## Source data
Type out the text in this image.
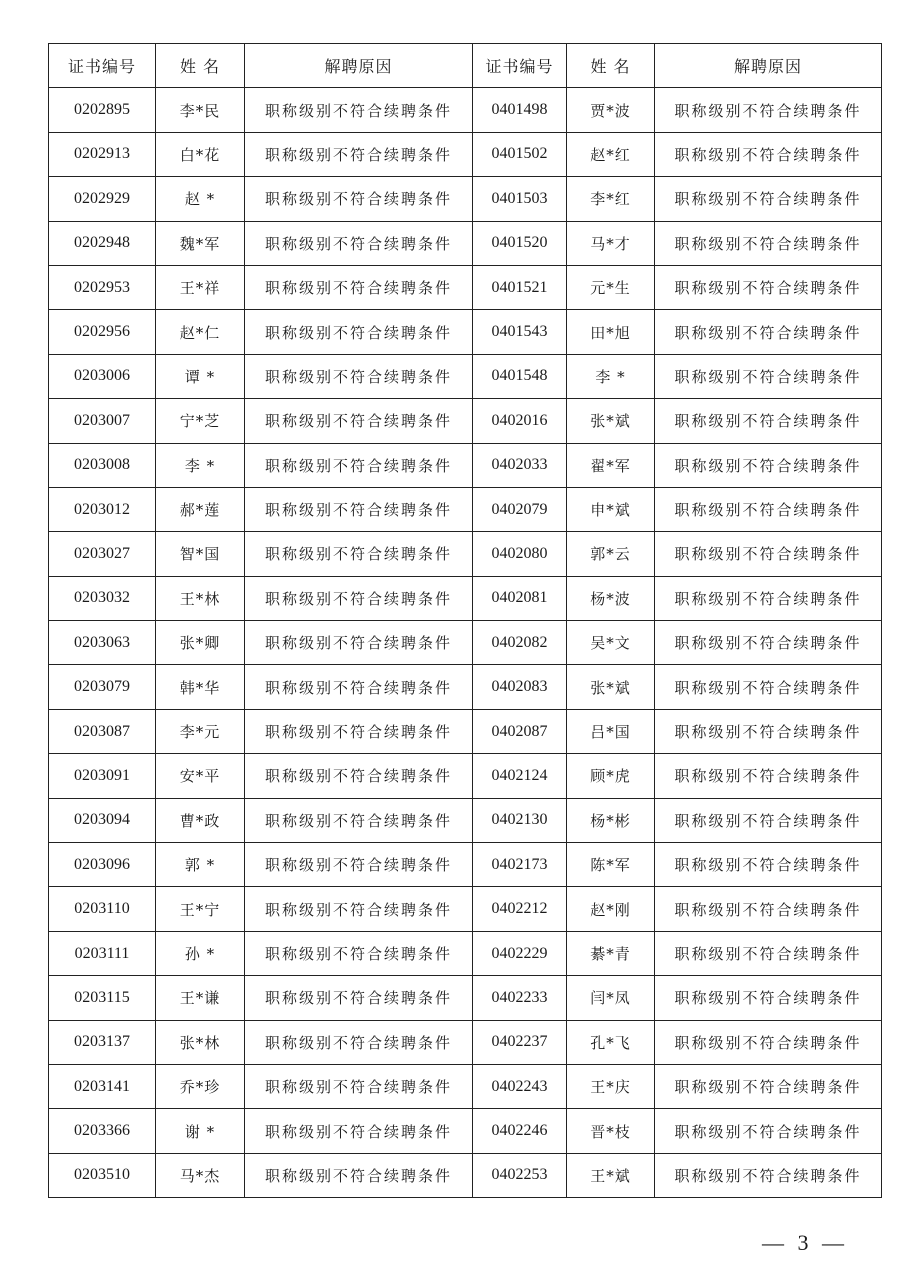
证书编号	姓 名	解聘原因	证书编号	姓 名	解聘原因
0202895	李*民	职称级别不符合续聘条件	0401498	贾*波	职称级别不符合续聘条件
0202913	白*花	职称级别不符合续聘条件	0401502	赵*红	职称级别不符合续聘条件
0202929	赵 *	职称级别不符合续聘条件	0401503	李*红	职称级别不符合续聘条件
0202948	魏*军	职称级别不符合续聘条件	0401520	马*才	职称级别不符合续聘条件
0202953	王*祥	职称级别不符合续聘条件	0401521	元*生	职称级别不符合续聘条件
0202956	赵*仁	职称级别不符合续聘条件	0401543	田*旭	职称级别不符合续聘条件
0203006	谭 *	职称级别不符合续聘条件	0401548	李 *	职称级别不符合续聘条件
0203007	宁*芝	职称级别不符合续聘条件	0402016	张*斌	职称级别不符合续聘条件
0203008	李 *	职称级别不符合续聘条件	0402033	翟*军	职称级别不符合续聘条件
0203012	郝*莲	职称级别不符合续聘条件	0402079	申*斌	职称级别不符合续聘条件
0203027	智*国	职称级别不符合续聘条件	0402080	郭*云	职称级别不符合续聘条件
0203032	王*林	职称级别不符合续聘条件	0402081	杨*波	职称级别不符合续聘条件
0203063	张*卿	职称级别不符合续聘条件	0402082	吴*文	职称级别不符合续聘条件
0203079	韩*华	职称级别不符合续聘条件	0402083	张*斌	职称级别不符合续聘条件
0203087	李*元	职称级别不符合续聘条件	0402087	吕*国	职称级别不符合续聘条件
0203091	安*平	职称级别不符合续聘条件	0402124	顾*虎	职称级别不符合续聘条件
0203094	曹*政	职称级别不符合续聘条件	0402130	杨*彬	职称级别不符合续聘条件
0203096	郭 *	职称级别不符合续聘条件	0402173	陈*军	职称级别不符合续聘条件
0203110	王*宁	职称级别不符合续聘条件	0402212	赵*刚	职称级别不符合续聘条件
0203111	孙 *	职称级别不符合续聘条件	0402229	綦*青	职称级别不符合续聘条件
0203115	王*谦	职称级别不符合续聘条件	0402233	闫*凤	职称级别不符合续聘条件
0203137	张*林	职称级别不符合续聘条件	0402237	孔*飞	职称级别不符合续聘条件
0203141	乔*珍	职称级别不符合续聘条件	0402243	王*庆	职称级别不符合续聘条件
0203366	谢 *	职称级别不符合续聘条件	0402246	晋*枝	职称级别不符合续聘条件
0203510	马*杰	职称级别不符合续聘条件	0402253	王*斌	职称级别不符合续聘条件
— 3 —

## Your goal
Repeat each record exactly as shown above, dropping all images.

## Task output
Type out the text in this image.
证书编号	姓 名	解聘原因	证书编号	姓 名	解聘原因
0202895	李*民	职称级别不符合续聘条件	0401498	贾*波	职称级别不符合续聘条件
0202913	白*花	职称级别不符合续聘条件	0401502	赵*红	职称级别不符合续聘条件
0202929	赵 *	职称级别不符合续聘条件	0401503	李*红	职称级别不符合续聘条件
0202948	魏*军	职称级别不符合续聘条件	0401520	马*才	职称级别不符合续聘条件
0202953	王*祥	职称级别不符合续聘条件	0401521	元*生	职称级别不符合续聘条件
0202956	赵*仁	职称级别不符合续聘条件	0401543	田*旭	职称级别不符合续聘条件
0203006	谭 *	职称级别不符合续聘条件	0401548	李 *	职称级别不符合续聘条件
0203007	宁*芝	职称级别不符合续聘条件	0402016	张*斌	职称级别不符合续聘条件
0203008	李 *	职称级别不符合续聘条件	0402033	翟*军	职称级别不符合续聘条件
0203012	郝*莲	职称级别不符合续聘条件	0402079	申*斌	职称级别不符合续聘条件
0203027	智*国	职称级别不符合续聘条件	0402080	郭*云	职称级别不符合续聘条件
0203032	王*林	职称级别不符合续聘条件	0402081	杨*波	职称级别不符合续聘条件
0203063	张*卿	职称级别不符合续聘条件	0402082	吴*文	职称级别不符合续聘条件
0203079	韩*华	职称级别不符合续聘条件	0402083	张*斌	职称级别不符合续聘条件
0203087	李*元	职称级别不符合续聘条件	0402087	吕*国	职称级别不符合续聘条件
0203091	安*平	职称级别不符合续聘条件	0402124	顾*虎	职称级别不符合续聘条件
0203094	曹*政	职称级别不符合续聘条件	0402130	杨*彬	职称级别不符合续聘条件
0203096	郭 *	职称级别不符合续聘条件	0402173	陈*军	职称级别不符合续聘条件
0203110	王*宁	职称级别不符合续聘条件	0402212	赵*刚	职称级别不符合续聘条件
0203111	孙 *	职称级别不符合续聘条件	0402229	綦*青	职称级别不符合续聘条件
0203115	王*谦	职称级别不符合续聘条件	0402233	闫*凤	职称级别不符合续聘条件
0203137	张*林	职称级别不符合续聘条件	0402237	孔*飞	职称级别不符合续聘条件
0203141	乔*珍	职称级别不符合续聘条件	0402243	王*庆	职称级别不符合续聘条件
0203366	谢 *	职称级别不符合续聘条件	0402246	晋*枝	职称级别不符合续聘条件
0203510	马*杰	职称级别不符合续聘条件	0402253	王*斌	职称级别不符合续聘条件
— 3 —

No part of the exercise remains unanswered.